- **PROBLEM TO SOLVE**
Tally every line of the material that includes "Canadian", then give the tally and nothing else.
───
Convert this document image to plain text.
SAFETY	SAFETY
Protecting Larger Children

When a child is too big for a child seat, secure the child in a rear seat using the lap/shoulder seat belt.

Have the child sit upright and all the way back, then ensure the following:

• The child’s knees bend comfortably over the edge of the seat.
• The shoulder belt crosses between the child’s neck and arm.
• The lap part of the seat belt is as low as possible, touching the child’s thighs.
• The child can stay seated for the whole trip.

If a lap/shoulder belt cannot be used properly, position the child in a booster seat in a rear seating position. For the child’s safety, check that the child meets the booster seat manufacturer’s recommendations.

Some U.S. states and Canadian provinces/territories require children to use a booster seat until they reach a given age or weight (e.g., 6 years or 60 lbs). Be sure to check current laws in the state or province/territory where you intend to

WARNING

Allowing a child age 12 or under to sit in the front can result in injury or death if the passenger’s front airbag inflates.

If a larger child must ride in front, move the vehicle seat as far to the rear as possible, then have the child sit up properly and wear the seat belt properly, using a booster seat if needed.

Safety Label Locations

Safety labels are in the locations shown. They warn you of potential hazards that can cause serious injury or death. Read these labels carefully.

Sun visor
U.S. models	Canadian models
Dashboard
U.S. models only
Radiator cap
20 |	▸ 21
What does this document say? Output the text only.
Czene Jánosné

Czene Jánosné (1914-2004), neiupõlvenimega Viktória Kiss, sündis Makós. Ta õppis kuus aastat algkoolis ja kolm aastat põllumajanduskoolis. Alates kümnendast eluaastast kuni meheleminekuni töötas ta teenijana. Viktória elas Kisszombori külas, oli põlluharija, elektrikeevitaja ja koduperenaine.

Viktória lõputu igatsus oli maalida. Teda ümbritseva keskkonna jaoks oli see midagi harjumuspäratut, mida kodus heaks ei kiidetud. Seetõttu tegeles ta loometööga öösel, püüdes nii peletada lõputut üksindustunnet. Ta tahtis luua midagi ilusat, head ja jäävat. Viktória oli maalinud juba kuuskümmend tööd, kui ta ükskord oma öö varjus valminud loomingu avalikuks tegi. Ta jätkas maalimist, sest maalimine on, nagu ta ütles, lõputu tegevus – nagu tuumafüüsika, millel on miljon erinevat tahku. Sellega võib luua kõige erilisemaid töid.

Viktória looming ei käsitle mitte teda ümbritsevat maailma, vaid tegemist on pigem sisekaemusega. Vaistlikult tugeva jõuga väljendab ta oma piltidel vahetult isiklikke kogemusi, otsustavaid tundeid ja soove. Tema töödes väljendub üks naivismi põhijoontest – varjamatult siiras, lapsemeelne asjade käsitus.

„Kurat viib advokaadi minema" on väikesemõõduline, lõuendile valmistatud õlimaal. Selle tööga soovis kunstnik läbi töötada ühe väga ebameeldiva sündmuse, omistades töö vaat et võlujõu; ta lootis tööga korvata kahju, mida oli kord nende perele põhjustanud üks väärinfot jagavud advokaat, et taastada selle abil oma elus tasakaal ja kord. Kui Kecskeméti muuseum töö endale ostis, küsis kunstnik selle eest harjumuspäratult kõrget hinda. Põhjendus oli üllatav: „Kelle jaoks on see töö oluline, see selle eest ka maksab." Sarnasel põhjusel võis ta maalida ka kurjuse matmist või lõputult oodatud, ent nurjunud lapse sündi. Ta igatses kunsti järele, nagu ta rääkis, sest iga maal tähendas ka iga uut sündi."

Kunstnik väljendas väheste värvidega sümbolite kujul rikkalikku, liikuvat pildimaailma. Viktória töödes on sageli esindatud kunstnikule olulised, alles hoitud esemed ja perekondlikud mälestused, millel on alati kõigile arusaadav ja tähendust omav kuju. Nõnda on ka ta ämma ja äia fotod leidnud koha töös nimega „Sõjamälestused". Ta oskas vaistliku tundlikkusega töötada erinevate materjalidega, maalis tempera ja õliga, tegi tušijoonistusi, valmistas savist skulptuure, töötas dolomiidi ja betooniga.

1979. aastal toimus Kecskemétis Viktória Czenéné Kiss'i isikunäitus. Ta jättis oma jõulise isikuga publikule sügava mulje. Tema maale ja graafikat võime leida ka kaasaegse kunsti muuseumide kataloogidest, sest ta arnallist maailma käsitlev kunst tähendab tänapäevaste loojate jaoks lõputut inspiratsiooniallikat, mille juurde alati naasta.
───
- **TASK ANSWER**
2